> _Challenge_: State how many lines of the entries hold the string "hebdomadaires". Reply with the number alone.

━━━━━ Provided records ━━━━━

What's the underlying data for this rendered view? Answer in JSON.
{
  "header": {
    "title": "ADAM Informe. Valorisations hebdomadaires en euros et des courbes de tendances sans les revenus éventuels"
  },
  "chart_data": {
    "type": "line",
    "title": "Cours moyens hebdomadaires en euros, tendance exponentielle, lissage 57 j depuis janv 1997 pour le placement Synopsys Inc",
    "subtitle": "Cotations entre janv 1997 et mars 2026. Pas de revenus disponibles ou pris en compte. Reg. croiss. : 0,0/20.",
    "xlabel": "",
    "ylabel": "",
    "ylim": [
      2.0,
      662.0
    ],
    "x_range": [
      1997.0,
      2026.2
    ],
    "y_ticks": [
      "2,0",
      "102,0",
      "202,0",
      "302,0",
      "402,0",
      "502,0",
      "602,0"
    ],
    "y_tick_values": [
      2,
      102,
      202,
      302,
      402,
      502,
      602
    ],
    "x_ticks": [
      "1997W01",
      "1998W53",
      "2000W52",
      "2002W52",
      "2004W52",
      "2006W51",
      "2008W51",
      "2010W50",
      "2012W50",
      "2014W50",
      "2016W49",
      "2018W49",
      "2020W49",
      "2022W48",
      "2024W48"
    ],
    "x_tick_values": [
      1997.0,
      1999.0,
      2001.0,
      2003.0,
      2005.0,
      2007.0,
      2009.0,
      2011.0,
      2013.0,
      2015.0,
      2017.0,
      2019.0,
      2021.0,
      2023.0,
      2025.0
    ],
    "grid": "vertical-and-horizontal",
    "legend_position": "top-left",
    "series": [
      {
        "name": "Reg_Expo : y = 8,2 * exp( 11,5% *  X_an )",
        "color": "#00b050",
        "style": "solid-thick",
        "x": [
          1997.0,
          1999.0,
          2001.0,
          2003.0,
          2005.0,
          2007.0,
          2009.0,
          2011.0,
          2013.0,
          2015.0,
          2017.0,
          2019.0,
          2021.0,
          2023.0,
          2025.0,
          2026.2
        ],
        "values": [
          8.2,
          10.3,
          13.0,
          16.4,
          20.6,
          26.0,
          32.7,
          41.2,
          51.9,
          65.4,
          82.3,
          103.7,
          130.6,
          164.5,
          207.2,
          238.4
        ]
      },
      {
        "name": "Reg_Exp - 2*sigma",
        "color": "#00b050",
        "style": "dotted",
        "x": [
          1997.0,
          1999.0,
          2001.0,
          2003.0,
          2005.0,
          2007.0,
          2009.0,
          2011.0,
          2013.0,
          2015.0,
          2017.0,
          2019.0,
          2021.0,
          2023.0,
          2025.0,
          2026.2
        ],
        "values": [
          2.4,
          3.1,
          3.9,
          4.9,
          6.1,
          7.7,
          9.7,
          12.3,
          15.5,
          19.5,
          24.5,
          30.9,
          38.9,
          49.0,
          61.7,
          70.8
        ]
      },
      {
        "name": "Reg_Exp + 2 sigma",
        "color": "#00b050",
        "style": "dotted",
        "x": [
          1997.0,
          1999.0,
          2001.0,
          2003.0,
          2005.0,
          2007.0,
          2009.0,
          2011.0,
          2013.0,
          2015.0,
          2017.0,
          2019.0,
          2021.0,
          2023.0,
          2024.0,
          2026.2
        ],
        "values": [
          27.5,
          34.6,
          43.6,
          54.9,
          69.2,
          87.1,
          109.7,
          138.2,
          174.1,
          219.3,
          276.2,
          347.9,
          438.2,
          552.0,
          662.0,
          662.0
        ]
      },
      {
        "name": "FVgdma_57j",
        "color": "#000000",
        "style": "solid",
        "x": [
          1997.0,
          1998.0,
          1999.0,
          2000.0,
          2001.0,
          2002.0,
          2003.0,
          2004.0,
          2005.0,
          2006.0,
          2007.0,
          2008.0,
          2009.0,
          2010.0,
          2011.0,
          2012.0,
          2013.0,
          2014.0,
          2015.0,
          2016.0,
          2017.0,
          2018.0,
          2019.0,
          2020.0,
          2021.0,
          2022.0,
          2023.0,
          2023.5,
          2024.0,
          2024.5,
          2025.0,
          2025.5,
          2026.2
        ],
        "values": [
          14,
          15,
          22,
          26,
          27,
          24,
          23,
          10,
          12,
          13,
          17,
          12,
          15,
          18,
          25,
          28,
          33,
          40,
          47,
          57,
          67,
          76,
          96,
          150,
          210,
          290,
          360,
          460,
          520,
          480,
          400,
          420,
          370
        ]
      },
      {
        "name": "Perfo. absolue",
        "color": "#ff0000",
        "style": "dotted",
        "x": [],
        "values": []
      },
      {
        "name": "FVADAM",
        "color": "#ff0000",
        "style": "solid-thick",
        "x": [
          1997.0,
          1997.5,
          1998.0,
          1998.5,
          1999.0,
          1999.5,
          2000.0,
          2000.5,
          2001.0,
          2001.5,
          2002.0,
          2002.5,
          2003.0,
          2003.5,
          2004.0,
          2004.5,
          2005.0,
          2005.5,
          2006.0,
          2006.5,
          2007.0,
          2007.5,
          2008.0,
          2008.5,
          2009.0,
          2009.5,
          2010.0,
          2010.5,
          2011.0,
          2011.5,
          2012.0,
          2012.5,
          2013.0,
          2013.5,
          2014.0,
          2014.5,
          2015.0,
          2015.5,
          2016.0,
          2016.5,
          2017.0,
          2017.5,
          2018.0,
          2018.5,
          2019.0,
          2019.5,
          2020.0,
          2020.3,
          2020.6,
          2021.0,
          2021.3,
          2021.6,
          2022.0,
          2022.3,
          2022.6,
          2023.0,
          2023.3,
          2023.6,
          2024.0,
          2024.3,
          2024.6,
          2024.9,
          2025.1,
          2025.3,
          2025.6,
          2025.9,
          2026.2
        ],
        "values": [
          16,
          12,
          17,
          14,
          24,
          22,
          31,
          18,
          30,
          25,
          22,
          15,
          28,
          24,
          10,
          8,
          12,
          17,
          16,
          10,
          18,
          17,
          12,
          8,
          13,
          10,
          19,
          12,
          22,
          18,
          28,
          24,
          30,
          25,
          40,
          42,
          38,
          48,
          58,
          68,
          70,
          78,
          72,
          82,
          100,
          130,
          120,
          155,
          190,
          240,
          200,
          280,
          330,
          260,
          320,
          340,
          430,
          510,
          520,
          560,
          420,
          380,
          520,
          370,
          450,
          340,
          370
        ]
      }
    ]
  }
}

━━━━━

> _Solution to this task_: 2